#### Data provided

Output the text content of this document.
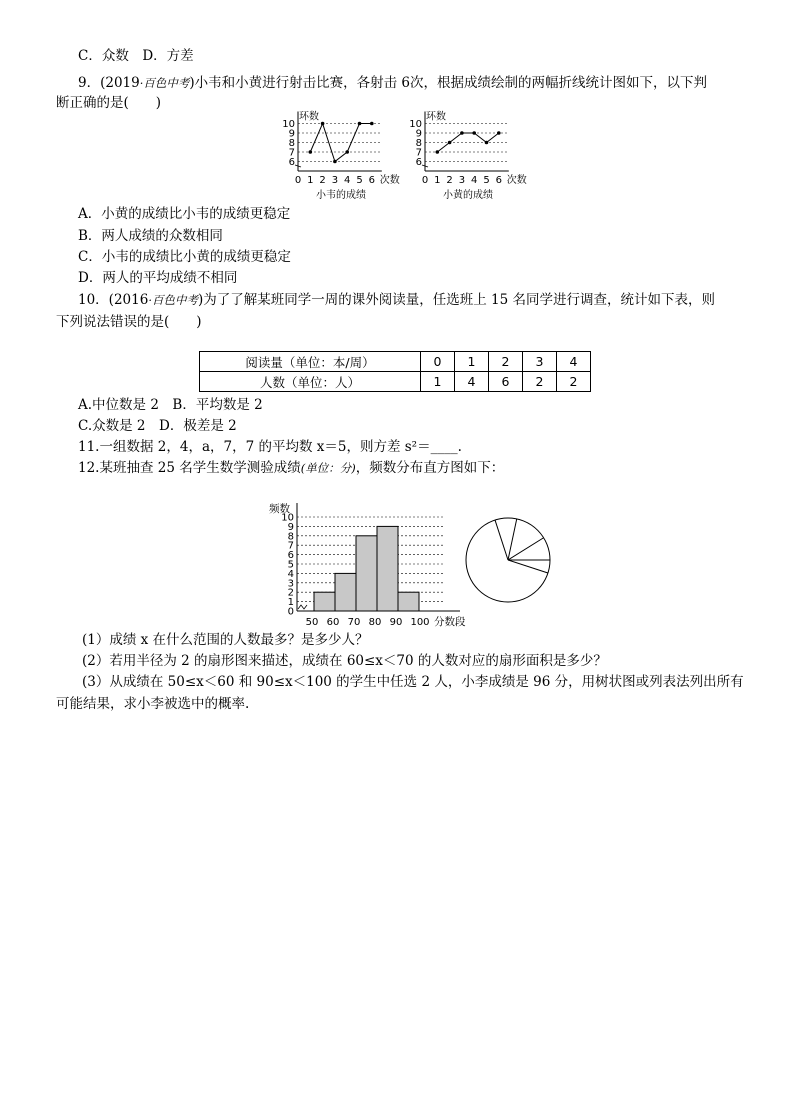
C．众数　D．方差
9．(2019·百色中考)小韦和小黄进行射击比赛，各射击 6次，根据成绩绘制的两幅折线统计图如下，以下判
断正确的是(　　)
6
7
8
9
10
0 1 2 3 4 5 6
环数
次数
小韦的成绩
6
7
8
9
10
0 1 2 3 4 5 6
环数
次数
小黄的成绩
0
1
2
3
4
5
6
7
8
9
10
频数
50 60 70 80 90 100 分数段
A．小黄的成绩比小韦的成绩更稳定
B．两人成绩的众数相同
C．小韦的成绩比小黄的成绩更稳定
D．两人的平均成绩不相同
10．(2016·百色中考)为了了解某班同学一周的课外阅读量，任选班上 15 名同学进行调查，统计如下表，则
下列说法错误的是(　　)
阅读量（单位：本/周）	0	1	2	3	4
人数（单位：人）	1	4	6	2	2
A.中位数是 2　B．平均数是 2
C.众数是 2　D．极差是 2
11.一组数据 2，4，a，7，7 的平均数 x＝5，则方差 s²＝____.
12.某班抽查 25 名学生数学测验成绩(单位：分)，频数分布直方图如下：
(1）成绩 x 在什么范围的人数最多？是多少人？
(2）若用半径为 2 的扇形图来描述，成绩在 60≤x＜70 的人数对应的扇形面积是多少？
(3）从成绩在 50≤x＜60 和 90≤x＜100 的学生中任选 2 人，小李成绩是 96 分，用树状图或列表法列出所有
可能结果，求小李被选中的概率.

########

Problem to work on >> The records above need to be given again exactly. Omit the pictures.

Expected answer >>
Output the text content of this document.
C．众数　D．方差
9．(2019·百色中考)小韦和小黄进行射击比赛，各射击 6次，根据成绩绘制的两幅折线统计图如下，以下判
断正确的是(　　)
6
7
8
9
10
0 1 2 3 4 5 6
环数
次数
小韦的成绩
6
7
8
9
10
0 1 2 3 4 5 6
环数
次数
小黄的成绩
0
1
2
3
4
5
6
7
8
9
10
频数
50 60 70 80 90 100 分数段
A．小黄的成绩比小韦的成绩更稳定
B．两人成绩的众数相同
C．小韦的成绩比小黄的成绩更稳定
D．两人的平均成绩不相同
10．(2016·百色中考)为了了解某班同学一周的课外阅读量，任选班上 15 名同学进行调查，统计如下表，则
下列说法错误的是(　　)
阅读量（单位：本/周）	0	1	2	3	4
人数（单位：人）	1	4	6	2	2
A.中位数是 2　B．平均数是 2
C.众数是 2　D．极差是 2
11.一组数据 2，4，a，7，7 的平均数 x＝5，则方差 s²＝____.
12.某班抽查 25 名学生数学测验成绩(单位：分)，频数分布直方图如下：
(1）成绩 x 在什么范围的人数最多？是多少人？
(2）若用半径为 2 的扇形图来描述，成绩在 60≤x＜70 的人数对应的扇形面积是多少？
(3）从成绩在 50≤x＜60 和 90≤x＜100 的学生中任选 2 人，小李成绩是 96 分，用树状图或列表法列出所有
可能结果，求小李被选中的概率.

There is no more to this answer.